» INSTRUCTIONS TO FOLLOW
Print the whole listing exactly.

» SUPPLIED ENTRIES
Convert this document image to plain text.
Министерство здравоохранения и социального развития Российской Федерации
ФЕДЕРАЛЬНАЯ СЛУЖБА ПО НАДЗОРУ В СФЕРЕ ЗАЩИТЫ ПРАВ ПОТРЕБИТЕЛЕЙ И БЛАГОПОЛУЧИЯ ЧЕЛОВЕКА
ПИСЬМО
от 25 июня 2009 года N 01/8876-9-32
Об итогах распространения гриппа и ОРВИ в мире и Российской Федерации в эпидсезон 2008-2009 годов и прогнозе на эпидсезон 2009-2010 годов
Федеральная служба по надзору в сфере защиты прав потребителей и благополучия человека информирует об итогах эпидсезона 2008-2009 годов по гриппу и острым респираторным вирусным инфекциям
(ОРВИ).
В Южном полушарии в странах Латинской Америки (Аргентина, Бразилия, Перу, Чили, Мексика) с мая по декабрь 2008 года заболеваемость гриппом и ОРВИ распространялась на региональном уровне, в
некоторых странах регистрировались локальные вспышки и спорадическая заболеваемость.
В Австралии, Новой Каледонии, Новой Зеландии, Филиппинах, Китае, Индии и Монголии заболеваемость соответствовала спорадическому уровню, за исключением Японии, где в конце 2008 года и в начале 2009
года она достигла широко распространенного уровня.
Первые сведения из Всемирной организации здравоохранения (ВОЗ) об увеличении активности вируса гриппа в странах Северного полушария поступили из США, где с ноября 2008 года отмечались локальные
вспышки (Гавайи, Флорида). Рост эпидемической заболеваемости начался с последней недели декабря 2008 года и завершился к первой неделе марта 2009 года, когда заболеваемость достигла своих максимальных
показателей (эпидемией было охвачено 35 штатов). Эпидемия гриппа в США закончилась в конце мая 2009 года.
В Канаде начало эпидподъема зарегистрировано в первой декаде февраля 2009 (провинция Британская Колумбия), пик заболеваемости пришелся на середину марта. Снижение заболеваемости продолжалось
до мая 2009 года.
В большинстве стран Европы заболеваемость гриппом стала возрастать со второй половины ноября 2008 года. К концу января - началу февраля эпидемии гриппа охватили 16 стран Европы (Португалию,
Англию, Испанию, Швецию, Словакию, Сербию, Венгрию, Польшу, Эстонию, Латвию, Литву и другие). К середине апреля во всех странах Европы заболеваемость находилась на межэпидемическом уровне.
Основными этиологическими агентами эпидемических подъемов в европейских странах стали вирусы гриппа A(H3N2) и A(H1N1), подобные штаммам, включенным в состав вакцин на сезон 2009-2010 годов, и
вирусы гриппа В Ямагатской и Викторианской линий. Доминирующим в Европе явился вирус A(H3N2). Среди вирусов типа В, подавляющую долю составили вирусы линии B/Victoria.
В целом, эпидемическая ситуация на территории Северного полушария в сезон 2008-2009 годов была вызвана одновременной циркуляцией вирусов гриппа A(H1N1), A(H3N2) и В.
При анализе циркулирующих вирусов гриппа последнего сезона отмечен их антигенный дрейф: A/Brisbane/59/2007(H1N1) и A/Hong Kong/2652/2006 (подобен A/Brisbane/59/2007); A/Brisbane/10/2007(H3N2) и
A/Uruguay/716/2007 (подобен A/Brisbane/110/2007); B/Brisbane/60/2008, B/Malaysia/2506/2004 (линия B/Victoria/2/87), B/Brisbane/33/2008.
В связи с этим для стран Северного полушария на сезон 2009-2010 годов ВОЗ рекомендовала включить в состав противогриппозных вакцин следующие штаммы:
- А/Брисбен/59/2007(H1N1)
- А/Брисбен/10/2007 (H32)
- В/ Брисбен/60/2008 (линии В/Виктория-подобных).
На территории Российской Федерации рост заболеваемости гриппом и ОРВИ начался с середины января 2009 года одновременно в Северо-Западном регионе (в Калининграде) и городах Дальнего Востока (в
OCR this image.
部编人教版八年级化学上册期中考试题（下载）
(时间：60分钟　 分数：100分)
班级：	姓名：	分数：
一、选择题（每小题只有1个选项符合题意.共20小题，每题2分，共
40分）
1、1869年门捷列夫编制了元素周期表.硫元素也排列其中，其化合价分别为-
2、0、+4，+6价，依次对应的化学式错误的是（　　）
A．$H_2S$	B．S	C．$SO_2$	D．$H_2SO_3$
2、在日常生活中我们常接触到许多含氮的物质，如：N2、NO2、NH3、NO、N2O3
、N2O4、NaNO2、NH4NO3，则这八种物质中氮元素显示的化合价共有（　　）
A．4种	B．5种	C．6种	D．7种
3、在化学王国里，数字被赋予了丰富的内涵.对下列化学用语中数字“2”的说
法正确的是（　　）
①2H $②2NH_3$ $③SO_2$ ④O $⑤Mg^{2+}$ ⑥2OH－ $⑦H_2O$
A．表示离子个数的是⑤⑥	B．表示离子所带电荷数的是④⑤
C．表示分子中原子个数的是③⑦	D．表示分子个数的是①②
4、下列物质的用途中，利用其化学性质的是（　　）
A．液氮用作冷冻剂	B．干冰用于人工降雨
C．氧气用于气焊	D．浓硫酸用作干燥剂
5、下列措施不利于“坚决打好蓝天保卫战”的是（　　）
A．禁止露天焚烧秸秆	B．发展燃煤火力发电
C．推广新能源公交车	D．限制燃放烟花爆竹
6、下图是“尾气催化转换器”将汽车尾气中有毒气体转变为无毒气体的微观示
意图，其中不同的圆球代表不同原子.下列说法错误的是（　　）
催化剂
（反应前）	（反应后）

» ANSWER TO THIS TASK
Convert this document image to plain text.
Министерство здравоохранения и социального развития Российской Федерации
ФЕДЕРАЛЬНАЯ СЛУЖБА ПО НАДЗОРУ В СФЕРЕ ЗАЩИТЫ ПРАВ ПОТРЕБИТЕЛЕЙ И БЛАГОПОЛУЧИЯ ЧЕЛОВЕКА
ПИСЬМО
от 25 июня 2009 года N 01/8876-9-32
Об итогах распространения гриппа и ОРВИ в мире и Российской Федерации в эпидсезон 2008-2009 годов и прогнозе на эпидсезон 2009-2010 годов
Федеральная служба по надзору в сфере защиты прав потребителей и благополучия человека информирует об итогах эпидсезона 2008-2009 годов по гриппу и острым респираторным вирусным инфекциям
(ОРВИ).
В Южном полушарии в странах Латинской Америки (Аргентина, Бразилия, Перу, Чили, Мексика) с мая по декабрь 2008 года заболеваемость гриппом и ОРВИ распространялась на региональном уровне, в
некоторых странах регистрировались локальные вспышки и спорадическая заболеваемость.
В Австралии, Новой Каледонии, Новой Зеландии, Филиппинах, Китае, Индии и Монголии заболеваемость соответствовала спорадическому уровню, за исключением Японии, где в конце 2008 года и в начале 2009
года она достигла широко распространенного уровня.
Первые сведения из Всемирной организации здравоохранения (ВОЗ) об увеличении активности вируса гриппа в странах Северного полушария поступили из США, где с ноября 2008 года отмечались локальные
вспышки (Гавайи, Флорида). Рост эпидемической заболеваемости начался с последней недели декабря 2008 года и завершился к первой неделе марта 2009 года, когда заболеваемость достигла своих максимальных
показателей (эпидемией было охвачено 35 штатов). Эпидемия гриппа в США закончилась в конце мая 2009 года.
В Канаде начало эпидподъема зарегистрировано в первой декаде февраля 2009 (провинция Британская Колумбия), пик заболеваемости пришелся на середину марта. Снижение заболеваемости продолжалось
до мая 2009 года.
В большинстве стран Европы заболеваемость гриппом стала возрастать со второй половины ноября 2008 года. К концу января - началу февраля эпидемии гриппа охватили 16 стран Европы (Португалию,
Англию, Испанию, Швецию, Словакию, Сербию, Венгрию, Польшу, Эстонию, Латвию, Литву и другие). К середине апреля во всех странах Европы заболеваемость находилась на межэпидемическом уровне.
Основными этиологическими агентами эпидемических подъемов в европейских странах стали вирусы гриппа A(H3N2) и A(H1N1), подобные штаммам, включенным в состав вакцин на сезон 2009-2010 годов, и
вирусы гриппа В Ямагатской и Викторианской линий. Доминирующим в Европе явился вирус A(H3N2). Среди вирусов типа В, подавляющую долю составили вирусы линии B/Victoria.
В целом, эпидемическая ситуация на территории Северного полушария в сезон 2008-2009 годов была вызвана одновременной циркуляцией вирусов гриппа A(H1N1), A(H3N2) и В.
При анализе циркулирующих вирусов гриппа последнего сезона отмечен их антигенный дрейф: A/Brisbane/59/2007(H1N1) и A/Hong Kong/2652/2006 (подобен A/Brisbane/59/2007); A/Brisbane/10/2007(H3N2) и
A/Uruguay/716/2007 (подобен A/Brisbane/110/2007); B/Brisbane/60/2008, B/Malaysia/2506/2004 (линия B/Victoria/2/87), B/Brisbane/33/2008.
В связи с этим для стран Северного полушария на сезон 2009-2010 годов ВОЗ рекомендовала включить в состав противогриппозных вакцин следующие штаммы:
- А/Брисбен/59/2007(H1N1)
- А/Брисбен/10/2007 (H32)
- В/ Брисбен/60/2008 (линии В/Виктория-подобных).
На территории Российской Федерации рост заболеваемости гриппом и ОРВИ начался с середины января 2009 года одновременно в Северо-Западном регионе (в Калининграде) и городах Дальнего Востока (в
OCR this image.
部编人教版八年级化学上册期中考试题（下载）
(时间：60分钟　 分数：100分)
班级：	姓名：	分数：
一、选择题（每小题只有1个选项符合题意.共20小题，每题2分，共
40分）
1、1869年门捷列夫编制了元素周期表.硫元素也排列其中，其化合价分别为-
2、0、+4，+6价，依次对应的化学式错误的是（　　）
A．$H_2S$	B．S	C．$SO_2$	D．$H_2SO_3$
2、在日常生活中我们常接触到许多含氮的物质，如：N2、NO2、NH3、NO、N2O3
、N2O4、NaNO2、NH4NO3，则这八种物质中氮元素显示的化合价共有（　　）
A．4种	B．5种	C．6种	D．7种
3、在化学王国里，数字被赋予了丰富的内涵.对下列化学用语中数字“2”的说
法正确的是（　　）
①2H $②2NH_3$ $③SO_2$ ④O $⑤Mg^{2+}$ ⑥2OH－ $⑦H_2O$
A．表示离子个数的是⑤⑥	B．表示离子所带电荷数的是④⑤
C．表示分子中原子个数的是③⑦	D．表示分子个数的是①②
4、下列物质的用途中，利用其化学性质的是（　　）
A．液氮用作冷冻剂	B．干冰用于人工降雨
C．氧气用于气焊	D．浓硫酸用作干燥剂
5、下列措施不利于“坚决打好蓝天保卫战”的是（　　）
A．禁止露天焚烧秸秆	B．发展燃煤火力发电
C．推广新能源公交车	D．限制燃放烟花爆竹
6、下图是“尾气催化转换器”将汽车尾气中有毒气体转变为无毒气体的微观示
意图，其中不同的圆球代表不同原子.下列说法错误的是（　　）
催化剂
（反应前）	（反应后）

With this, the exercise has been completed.